### [What is asked]
Select each line where the word "application" appears.

Extracted data entries
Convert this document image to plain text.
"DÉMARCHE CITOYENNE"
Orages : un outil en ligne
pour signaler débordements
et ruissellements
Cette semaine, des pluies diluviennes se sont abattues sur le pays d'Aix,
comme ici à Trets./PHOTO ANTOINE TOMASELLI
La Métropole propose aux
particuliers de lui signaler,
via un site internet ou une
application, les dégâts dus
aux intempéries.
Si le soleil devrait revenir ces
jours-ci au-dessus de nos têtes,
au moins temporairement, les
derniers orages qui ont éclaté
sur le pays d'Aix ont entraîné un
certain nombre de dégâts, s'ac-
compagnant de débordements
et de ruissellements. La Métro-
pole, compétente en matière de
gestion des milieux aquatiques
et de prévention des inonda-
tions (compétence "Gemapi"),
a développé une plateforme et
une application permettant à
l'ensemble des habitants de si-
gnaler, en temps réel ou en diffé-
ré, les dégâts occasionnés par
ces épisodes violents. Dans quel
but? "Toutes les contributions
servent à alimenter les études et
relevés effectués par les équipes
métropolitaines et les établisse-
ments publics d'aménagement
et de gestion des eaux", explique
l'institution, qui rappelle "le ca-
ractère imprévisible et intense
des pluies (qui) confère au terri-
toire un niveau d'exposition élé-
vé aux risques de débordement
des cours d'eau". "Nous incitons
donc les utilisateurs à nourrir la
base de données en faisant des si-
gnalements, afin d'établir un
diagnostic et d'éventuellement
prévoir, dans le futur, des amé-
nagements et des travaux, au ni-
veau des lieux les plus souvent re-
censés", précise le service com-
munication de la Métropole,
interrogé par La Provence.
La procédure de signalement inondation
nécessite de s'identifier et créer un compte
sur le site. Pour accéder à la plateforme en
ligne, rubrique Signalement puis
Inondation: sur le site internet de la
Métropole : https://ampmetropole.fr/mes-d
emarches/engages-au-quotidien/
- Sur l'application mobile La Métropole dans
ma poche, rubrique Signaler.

### [Answer to this problem]
application, les dégâts dus
une application permettant à
- Sur l'application mobile La Métropole dans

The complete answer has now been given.